● PROBLEM:
Transcribe the records that follow in their entirety, omitting any pictures.

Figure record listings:

** start **

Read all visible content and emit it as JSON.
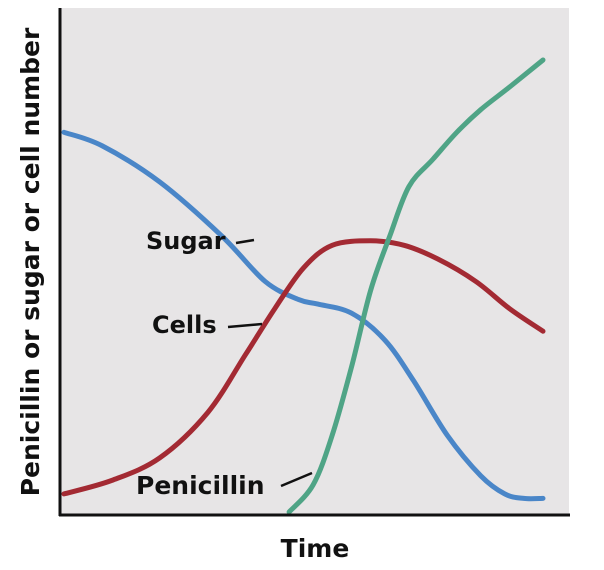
{
  "chart_data": {
    "type": "line",
    "title": "",
    "xlabel": "Time",
    "ylabel": "Penicillin or sugar or cell number",
    "xlim": [
      0,
      100
    ],
    "ylim": [
      0,
      100
    ],
    "grid": false,
    "legend": "inline labels",
    "series": [
      {
        "name": "Sugar",
        "color": "#4a86c8",
        "x": [
          0,
          8,
          20,
          33,
          42,
          49,
          53,
          60,
          67,
          73,
          80,
          87,
          92,
          96,
          100
        ],
        "y": [
          84,
          81,
          73,
          61,
          51,
          47,
          46,
          44,
          38,
          29,
          17,
          8,
          4,
          3,
          3
        ]
      },
      {
        "name": "Cells",
        "color": "#a32a33",
        "x": [
          0,
          10,
          20,
          30,
          38,
          44,
          50,
          56,
          64,
          71,
          78,
          86,
          93,
          100
        ],
        "y": [
          4,
          7,
          12,
          22,
          35,
          45,
          54,
          59,
          60,
          59,
          56,
          51,
          45,
          40
        ]
      },
      {
        "name": "Penicillin",
        "color": "#4fa486",
        "x": [
          47,
          52,
          56,
          60,
          64,
          68,
          72,
          77,
          82,
          87,
          93,
          100
        ],
        "y": [
          0,
          6,
          17,
          32,
          49,
          61,
          72,
          78,
          84,
          89,
          94,
          100
        ]
      }
    ]
  }
}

** end **

● EXPECTED ANSWER:
Read all visible content and emit it as JSON.
{
  "chart_data": {
    "type": "line",
    "title": "",
    "xlabel": "Time",
    "ylabel": "Penicillin or sugar or cell number",
    "xlim": [
      0,
      100
    ],
    "ylim": [
      0,
      100
    ],
    "grid": false,
    "legend": "inline labels",
    "series": [
      {
        "name": "Sugar",
        "color": "#4a86c8",
        "x": [
          0,
          8,
          20,
          33,
          42,
          49,
          53,
          60,
          67,
          73,
          80,
          87,
          92,
          96,
          100
        ],
        "y": [
          84,
          81,
          73,
          61,
          51,
          47,
          46,
          44,
          38,
          29,
          17,
          8,
          4,
          3,
          3
        ]
      },
      {
        "name": "Cells",
        "color": "#a32a33",
        "x": [
          0,
          10,
          20,
          30,
          38,
          44,
          50,
          56,
          64,
          71,
          78,
          86,
          93,
          100
        ],
        "y": [
          4,
          7,
          12,
          22,
          35,
          45,
          54,
          59,
          60,
          59,
          56,
          51,
          45,
          40
        ]
      },
      {
        "name": "Penicillin",
        "color": "#4fa486",
        "x": [
          47,
          52,
          56,
          60,
          64,
          68,
          72,
          77,
          82,
          87,
          93,
          100
        ],
        "y": [
          0,
          6,
          17,
          32,
          49,
          61,
          72,
          78,
          84,
          89,
          94,
          100
        ]
      }
    ]
  }
}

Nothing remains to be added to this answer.